**MATERIAL SHOWN:**
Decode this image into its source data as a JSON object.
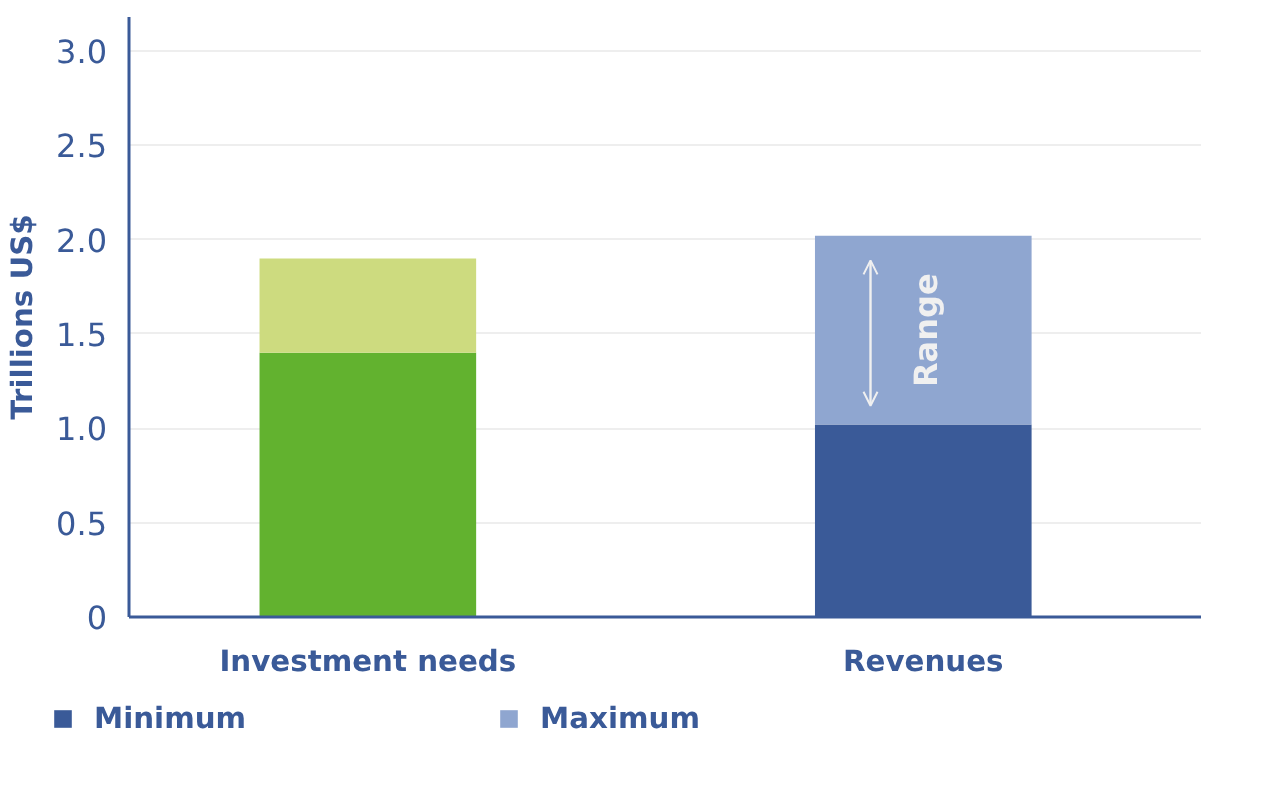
{
  "chart_data": {
    "type": "bar",
    "stacked": true,
    "ylabel": "Trillions US$",
    "categories": [
      "Investment needs",
      "Revenues"
    ],
    "series": [
      {
        "name": "Minimum",
        "color": "#3a5a98",
        "colors": [
          "#62b22f",
          "#3a5a98"
        ],
        "values": [
          1.4,
          1.02
        ]
      },
      {
        "name": "Maximum",
        "color": "#8fa6d0",
        "colors": [
          "#cddb7f",
          "#8fa6d0"
        ],
        "values": [
          0.5,
          1.0
        ]
      }
    ],
    "ylim": [
      0,
      3.18
    ],
    "yticks": [
      0,
      {
        "value": 0.5,
        "label": "0.5"
      },
      {
        "value": 1,
        "label": "1.0"
      },
      {
        "value": 1.5,
        "label": "1.5"
      },
      {
        "value": 2,
        "label": "2.0"
      },
      {
        "value": 2.5,
        "label": "2.5"
      },
      {
        "value": 3,
        "label": "3.0"
      }
    ],
    "grid": "y",
    "legend": "bottom left",
    "annotations": [
      "Range"
    ]
  }
}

**SHORT PROBLEM:** Reproduce all entries without any change, and omit the pictures.

**WRITTEN SOLUTION:**
Decode this image into its source data as a JSON object.
{
  "chart_data": {
    "type": "bar",
    "stacked": true,
    "ylabel": "Trillions US$",
    "categories": [
      "Investment needs",
      "Revenues"
    ],
    "series": [
      {
        "name": "Minimum",
        "color": "#3a5a98",
        "colors": [
          "#62b22f",
          "#3a5a98"
        ],
        "values": [
          1.4,
          1.02
        ]
      },
      {
        "name": "Maximum",
        "color": "#8fa6d0",
        "colors": [
          "#cddb7f",
          "#8fa6d0"
        ],
        "values": [
          0.5,
          1.0
        ]
      }
    ],
    "ylim": [
      0,
      3.18
    ],
    "yticks": [
      0,
      {
        "value": 0.5,
        "label": "0.5"
      },
      {
        "value": 1,
        "label": "1.0"
      },
      {
        "value": 1.5,
        "label": "1.5"
      },
      {
        "value": 2,
        "label": "2.0"
      },
      {
        "value": 2.5,
        "label": "2.5"
      },
      {
        "value": 3,
        "label": "3.0"
      }
    ],
    "grid": "y",
    "legend": "bottom left",
    "annotations": [
      "Range"
    ]
  }
}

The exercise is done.